Records:

↓

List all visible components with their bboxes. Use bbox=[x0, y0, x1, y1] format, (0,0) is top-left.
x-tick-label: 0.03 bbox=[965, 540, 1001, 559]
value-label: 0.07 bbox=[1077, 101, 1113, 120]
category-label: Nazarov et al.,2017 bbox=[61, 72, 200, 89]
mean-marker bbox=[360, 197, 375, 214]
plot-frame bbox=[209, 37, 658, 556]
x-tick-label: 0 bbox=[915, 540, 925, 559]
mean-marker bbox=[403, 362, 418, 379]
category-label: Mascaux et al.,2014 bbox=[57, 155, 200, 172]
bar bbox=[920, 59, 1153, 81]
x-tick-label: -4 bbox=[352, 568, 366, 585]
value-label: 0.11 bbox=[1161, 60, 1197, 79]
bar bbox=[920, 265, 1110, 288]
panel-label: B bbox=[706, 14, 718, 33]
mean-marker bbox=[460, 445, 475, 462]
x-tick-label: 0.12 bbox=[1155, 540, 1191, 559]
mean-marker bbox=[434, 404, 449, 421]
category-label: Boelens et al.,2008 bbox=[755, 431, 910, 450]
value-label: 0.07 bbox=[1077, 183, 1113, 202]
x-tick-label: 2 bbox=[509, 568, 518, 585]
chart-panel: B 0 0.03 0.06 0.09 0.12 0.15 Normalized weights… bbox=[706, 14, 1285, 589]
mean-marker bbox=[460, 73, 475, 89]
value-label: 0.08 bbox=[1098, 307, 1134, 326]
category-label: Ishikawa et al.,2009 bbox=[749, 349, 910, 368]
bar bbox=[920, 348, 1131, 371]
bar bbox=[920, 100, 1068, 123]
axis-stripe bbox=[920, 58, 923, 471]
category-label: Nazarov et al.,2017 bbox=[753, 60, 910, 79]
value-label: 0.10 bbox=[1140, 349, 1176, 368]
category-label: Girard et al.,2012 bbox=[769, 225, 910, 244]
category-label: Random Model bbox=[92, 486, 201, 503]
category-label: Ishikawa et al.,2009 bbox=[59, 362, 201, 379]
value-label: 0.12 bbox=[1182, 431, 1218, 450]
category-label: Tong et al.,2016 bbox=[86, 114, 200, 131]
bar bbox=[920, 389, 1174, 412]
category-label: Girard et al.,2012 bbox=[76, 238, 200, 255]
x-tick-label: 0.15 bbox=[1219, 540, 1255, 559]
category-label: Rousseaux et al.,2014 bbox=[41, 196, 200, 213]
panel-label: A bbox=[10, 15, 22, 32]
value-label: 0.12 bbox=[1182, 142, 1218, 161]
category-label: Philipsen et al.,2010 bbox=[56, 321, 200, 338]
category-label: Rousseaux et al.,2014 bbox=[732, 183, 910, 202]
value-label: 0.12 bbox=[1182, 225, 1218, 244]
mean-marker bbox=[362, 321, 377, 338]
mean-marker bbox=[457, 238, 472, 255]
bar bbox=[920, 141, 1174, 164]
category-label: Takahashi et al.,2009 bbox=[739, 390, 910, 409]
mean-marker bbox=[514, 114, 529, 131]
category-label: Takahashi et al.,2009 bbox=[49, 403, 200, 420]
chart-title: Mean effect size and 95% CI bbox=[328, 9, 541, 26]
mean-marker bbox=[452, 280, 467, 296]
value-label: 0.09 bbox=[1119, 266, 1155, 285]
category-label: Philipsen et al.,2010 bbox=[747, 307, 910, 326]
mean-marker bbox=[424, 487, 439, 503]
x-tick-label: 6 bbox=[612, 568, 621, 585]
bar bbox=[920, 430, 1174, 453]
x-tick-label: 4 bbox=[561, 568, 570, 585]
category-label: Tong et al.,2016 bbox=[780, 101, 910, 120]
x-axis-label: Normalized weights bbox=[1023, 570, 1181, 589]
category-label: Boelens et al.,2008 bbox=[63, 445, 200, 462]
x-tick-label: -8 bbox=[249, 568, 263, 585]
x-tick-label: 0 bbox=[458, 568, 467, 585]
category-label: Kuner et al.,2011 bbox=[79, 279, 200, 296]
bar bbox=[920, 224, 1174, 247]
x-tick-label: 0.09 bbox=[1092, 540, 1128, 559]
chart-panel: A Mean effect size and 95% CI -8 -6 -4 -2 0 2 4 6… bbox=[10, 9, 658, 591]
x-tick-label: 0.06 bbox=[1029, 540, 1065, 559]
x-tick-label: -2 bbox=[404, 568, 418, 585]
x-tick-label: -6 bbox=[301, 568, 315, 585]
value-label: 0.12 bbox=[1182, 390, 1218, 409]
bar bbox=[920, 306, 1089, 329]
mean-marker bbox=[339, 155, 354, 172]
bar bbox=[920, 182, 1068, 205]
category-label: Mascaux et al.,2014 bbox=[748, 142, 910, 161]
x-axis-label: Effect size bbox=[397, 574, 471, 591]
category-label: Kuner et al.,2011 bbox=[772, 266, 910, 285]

↑

TASK: Rewrite the items above, switching every "mean-marker" to "point-marker" and leaving everything else unchanged.

WORKED ANSWER:
List all visible components with their bboxes. Use bbox=[x0, y0, x1, y1] format, (0,0) is top-left.
x-tick-label: 0.03 bbox=[965, 540, 1001, 559]
value-label: 0.07 bbox=[1077, 101, 1113, 120]
category-label: Nazarov et al.,2017 bbox=[61, 72, 200, 89]
point-marker bbox=[360, 197, 375, 214]
plot-frame bbox=[209, 37, 658, 556]
x-tick-label: 0 bbox=[915, 540, 925, 559]
point-marker bbox=[403, 362, 418, 379]
category-label: Mascaux et al.,2014 bbox=[57, 155, 200, 172]
bar bbox=[920, 59, 1153, 81]
x-tick-label: -4 bbox=[352, 568, 366, 585]
value-label: 0.11 bbox=[1161, 60, 1197, 79]
bar bbox=[920, 265, 1110, 288]
panel-label: B bbox=[706, 14, 718, 33]
point-marker bbox=[460, 445, 475, 462]
x-tick-label: 0.12 bbox=[1155, 540, 1191, 559]
point-marker bbox=[434, 404, 449, 421]
category-label: Boelens et al.,2008 bbox=[755, 431, 910, 450]
value-label: 0.07 bbox=[1077, 183, 1113, 202]
x-tick-label: 2 bbox=[509, 568, 518, 585]
chart-panel: B 0 0.03 0.06 0.09 0.12 0.15 Normalized weights… bbox=[706, 14, 1285, 589]
point-marker bbox=[460, 73, 475, 89]
value-label: 0.08 bbox=[1098, 307, 1134, 326]
category-label: Ishikawa et al.,2009 bbox=[749, 349, 910, 368]
bar bbox=[920, 348, 1131, 371]
bar bbox=[920, 100, 1068, 123]
axis-stripe bbox=[920, 58, 923, 471]
category-label: Nazarov et al.,2017 bbox=[753, 60, 910, 79]
value-label: 0.10 bbox=[1140, 349, 1176, 368]
category-label: Girard et al.,2012 bbox=[769, 225, 910, 244]
category-label: Random Model bbox=[92, 486, 201, 503]
category-label: Ishikawa et al.,2009 bbox=[59, 362, 201, 379]
value-label: 0.12 bbox=[1182, 431, 1218, 450]
category-label: Tong et al.,2016 bbox=[86, 114, 200, 131]
bar bbox=[920, 389, 1174, 412]
category-label: Girard et al.,2012 bbox=[76, 238, 200, 255]
x-tick-label: 0.15 bbox=[1219, 540, 1255, 559]
category-label: Rousseaux et al.,2014 bbox=[41, 196, 200, 213]
panel-label: A bbox=[10, 15, 22, 32]
value-label: 0.12 bbox=[1182, 142, 1218, 161]
category-label: Philipsen et al.,2010 bbox=[56, 321, 200, 338]
category-label: Rousseaux et al.,2014 bbox=[732, 183, 910, 202]
value-label: 0.12 bbox=[1182, 225, 1218, 244]
point-marker bbox=[362, 321, 377, 338]
point-marker bbox=[457, 238, 472, 255]
bar bbox=[920, 141, 1174, 164]
category-label: Takahashi et al.,2009 bbox=[739, 390, 910, 409]
point-marker bbox=[514, 114, 529, 131]
category-label: Takahashi et al.,2009 bbox=[49, 403, 200, 420]
chart-title: Mean effect size and 95% CI bbox=[328, 9, 541, 26]
point-marker bbox=[452, 280, 467, 296]
value-label: 0.09 bbox=[1119, 266, 1155, 285]
category-label: Philipsen et al.,2010 bbox=[747, 307, 910, 326]
point-marker bbox=[424, 487, 439, 503]
x-tick-label: 6 bbox=[612, 568, 621, 585]
bar bbox=[920, 430, 1174, 453]
x-tick-label: 4 bbox=[561, 568, 570, 585]
category-label: Tong et al.,2016 bbox=[780, 101, 910, 120]
x-axis-label: Normalized weights bbox=[1023, 570, 1181, 589]
category-label: Boelens et al.,2008 bbox=[63, 445, 200, 462]
x-tick-label: -8 bbox=[249, 568, 263, 585]
x-tick-label: 0 bbox=[458, 568, 467, 585]
category-label: Kuner et al.,2011 bbox=[79, 279, 200, 296]
bar bbox=[920, 224, 1174, 247]
x-tick-label: 0.09 bbox=[1092, 540, 1128, 559]
chart-panel: A Mean effect size and 95% CI -8 -6 -4 -2 0 2 4 6… bbox=[10, 9, 658, 591]
x-tick-label: 0.06 bbox=[1029, 540, 1065, 559]
x-tick-label: -2 bbox=[404, 568, 418, 585]
x-tick-label: -6 bbox=[301, 568, 315, 585]
value-label: 0.12 bbox=[1182, 390, 1218, 409]
bar bbox=[920, 306, 1089, 329]
point-marker bbox=[339, 155, 354, 172]
bar bbox=[920, 182, 1068, 205]
category-label: Mascaux et al.,2014 bbox=[748, 142, 910, 161]
x-axis-label: Effect size bbox=[397, 574, 471, 591]
category-label: Kuner et al.,2011 bbox=[772, 266, 910, 285]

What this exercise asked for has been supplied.